TEXTO PROPORCIONADO:
Las matemáticas son doñas perfectas. Son igual que la niña perfecta y repelente que alguna vez todos hemos conocido. Nunca se equivocan, y eso pone nervioso a cualquiera. Al igual que la perfecta niña insoportable, te miran con superioridad como diciéndote: Somos la absoluta perfección, y provocan el recelo de otras ciencias a las que ya hemos visto corregirse a sí mismas. Las matemáticas siempre han sido como son, y un nuevo descubrimiento matemático no anula los anteriores. Son absolutamente perfectas, y como niñas repelentes, te lo hacen ver. Tú sabes que es cierto, que todo lo hacen bien y que nunca se equivocan, pero te embarga la rabia por su absoluta perfección, porque sabes que las odias, pero también que son infalibles.
Yo no soporto la perfección absoluta, y por eso mi manera de manifestarme en contra de la matemáticas, es usándolas de manera equivocada, para eliminarles ese poder infalible. No creáis que me dedico a escribir 5 + 7 = 14 y me río como un malo malísimo de película mientras pienso que rompo las reglas matemáticas. No, a lo que me refería es que, por ejemplo, uso la estadística a mi juicio, sin valor matemático. Para explicar las opciones que tengo de que un plan salga bien o mal pongo un número estadístico, aunque realmente no tenga valor matemático al no existir ningún hecho que respalde esa probabilidad. ¿Puedo acertar? Es posible, pero eso solo significa que las matemáticas ahí tendrían poco valor o ninguno, aunque es divertido escudarse en ellas.
Las matemáticas nunca fallan, eso es así. Pero lo infalible no tiene cabida en un mundo falible. Por lo tanto, aunque las matemáticas por sí mismas sean perfectas, no te aseguran no estar equivocado, porque aunque yo las use con consciencia de que me equivoco a propósito, es posible (digamos una probabilidad del 38%) que alguien se equivoque al usarlas y por tanto, estaría errando, al igual que yo. La diferencia es que yo lo sé y el no. ¿Quién es el loco ahora?

OBJETIVO DE LA TAREA:
Responde con datos del texto sobre las matemáticas:
(a) ¿A qué tipo de niña se comparan las matemáticas en el primer párrafo?
(b) ¿Qué suma incorrecta se pone como ejemplo de lo que no se hace?
(c) En el último párrafo, ¿qué probabilidad se da de que alguien se equivoque al usar las matemáticas?

DATOS PROPORCIONADOS:

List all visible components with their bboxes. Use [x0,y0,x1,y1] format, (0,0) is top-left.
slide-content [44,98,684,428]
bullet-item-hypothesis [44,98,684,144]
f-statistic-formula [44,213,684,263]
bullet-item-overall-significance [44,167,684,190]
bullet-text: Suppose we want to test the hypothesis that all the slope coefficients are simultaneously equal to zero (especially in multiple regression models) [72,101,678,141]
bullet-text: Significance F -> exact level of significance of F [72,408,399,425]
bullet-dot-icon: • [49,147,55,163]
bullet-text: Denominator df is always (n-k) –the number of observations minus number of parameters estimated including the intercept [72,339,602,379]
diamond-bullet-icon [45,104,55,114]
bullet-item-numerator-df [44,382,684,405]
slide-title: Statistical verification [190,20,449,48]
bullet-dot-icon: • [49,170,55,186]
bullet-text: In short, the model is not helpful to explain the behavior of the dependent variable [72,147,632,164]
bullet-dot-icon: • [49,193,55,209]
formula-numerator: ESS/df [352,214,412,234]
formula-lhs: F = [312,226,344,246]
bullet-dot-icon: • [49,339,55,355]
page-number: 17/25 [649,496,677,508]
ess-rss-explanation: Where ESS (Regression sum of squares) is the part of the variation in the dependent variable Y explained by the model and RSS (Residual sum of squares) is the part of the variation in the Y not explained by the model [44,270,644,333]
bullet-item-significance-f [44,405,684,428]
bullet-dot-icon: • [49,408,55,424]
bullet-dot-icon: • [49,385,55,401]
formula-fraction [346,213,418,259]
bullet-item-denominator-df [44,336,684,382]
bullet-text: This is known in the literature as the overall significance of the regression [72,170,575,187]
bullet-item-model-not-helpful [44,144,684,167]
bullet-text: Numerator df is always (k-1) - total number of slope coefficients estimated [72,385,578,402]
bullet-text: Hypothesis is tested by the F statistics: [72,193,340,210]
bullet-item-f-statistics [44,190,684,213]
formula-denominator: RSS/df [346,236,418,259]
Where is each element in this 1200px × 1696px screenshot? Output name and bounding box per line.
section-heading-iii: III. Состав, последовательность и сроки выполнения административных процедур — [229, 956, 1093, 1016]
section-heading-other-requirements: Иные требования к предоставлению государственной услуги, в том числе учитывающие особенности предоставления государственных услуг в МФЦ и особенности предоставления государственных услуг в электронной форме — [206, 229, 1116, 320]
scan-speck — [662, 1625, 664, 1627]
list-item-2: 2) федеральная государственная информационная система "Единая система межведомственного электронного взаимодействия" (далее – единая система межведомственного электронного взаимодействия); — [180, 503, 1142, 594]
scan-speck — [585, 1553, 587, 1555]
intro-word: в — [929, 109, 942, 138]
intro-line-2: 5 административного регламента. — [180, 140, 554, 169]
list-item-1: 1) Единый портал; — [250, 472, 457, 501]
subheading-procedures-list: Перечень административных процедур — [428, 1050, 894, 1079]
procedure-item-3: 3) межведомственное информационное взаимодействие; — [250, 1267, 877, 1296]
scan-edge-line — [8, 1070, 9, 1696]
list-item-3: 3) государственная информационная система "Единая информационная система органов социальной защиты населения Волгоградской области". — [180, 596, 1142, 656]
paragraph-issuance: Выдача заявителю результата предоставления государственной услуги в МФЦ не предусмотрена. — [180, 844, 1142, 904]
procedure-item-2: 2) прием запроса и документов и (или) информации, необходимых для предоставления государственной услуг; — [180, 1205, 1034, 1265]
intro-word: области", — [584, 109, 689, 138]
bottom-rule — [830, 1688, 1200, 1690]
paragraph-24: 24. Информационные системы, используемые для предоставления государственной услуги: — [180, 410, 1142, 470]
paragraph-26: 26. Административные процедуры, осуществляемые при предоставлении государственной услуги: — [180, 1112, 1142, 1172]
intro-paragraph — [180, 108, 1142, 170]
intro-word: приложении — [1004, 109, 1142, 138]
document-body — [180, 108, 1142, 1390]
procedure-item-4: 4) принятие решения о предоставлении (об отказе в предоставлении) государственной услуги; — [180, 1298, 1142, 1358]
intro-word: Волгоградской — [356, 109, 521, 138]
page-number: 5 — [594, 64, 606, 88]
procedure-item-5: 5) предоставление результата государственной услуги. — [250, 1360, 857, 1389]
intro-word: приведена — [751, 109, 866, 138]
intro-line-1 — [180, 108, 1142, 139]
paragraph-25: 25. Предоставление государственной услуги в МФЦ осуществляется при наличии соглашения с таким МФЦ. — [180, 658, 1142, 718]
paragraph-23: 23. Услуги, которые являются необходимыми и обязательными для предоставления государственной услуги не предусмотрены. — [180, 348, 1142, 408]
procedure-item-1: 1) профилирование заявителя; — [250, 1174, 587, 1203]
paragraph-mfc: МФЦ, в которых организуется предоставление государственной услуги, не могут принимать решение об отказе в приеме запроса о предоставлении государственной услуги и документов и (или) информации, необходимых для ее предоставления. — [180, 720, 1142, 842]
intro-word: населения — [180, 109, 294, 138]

RESULTADO DEL EJERCICIO:
(a) A una niña perfecta y repelente.
(b) 5 + 7 = 14.
(c) Un 38%.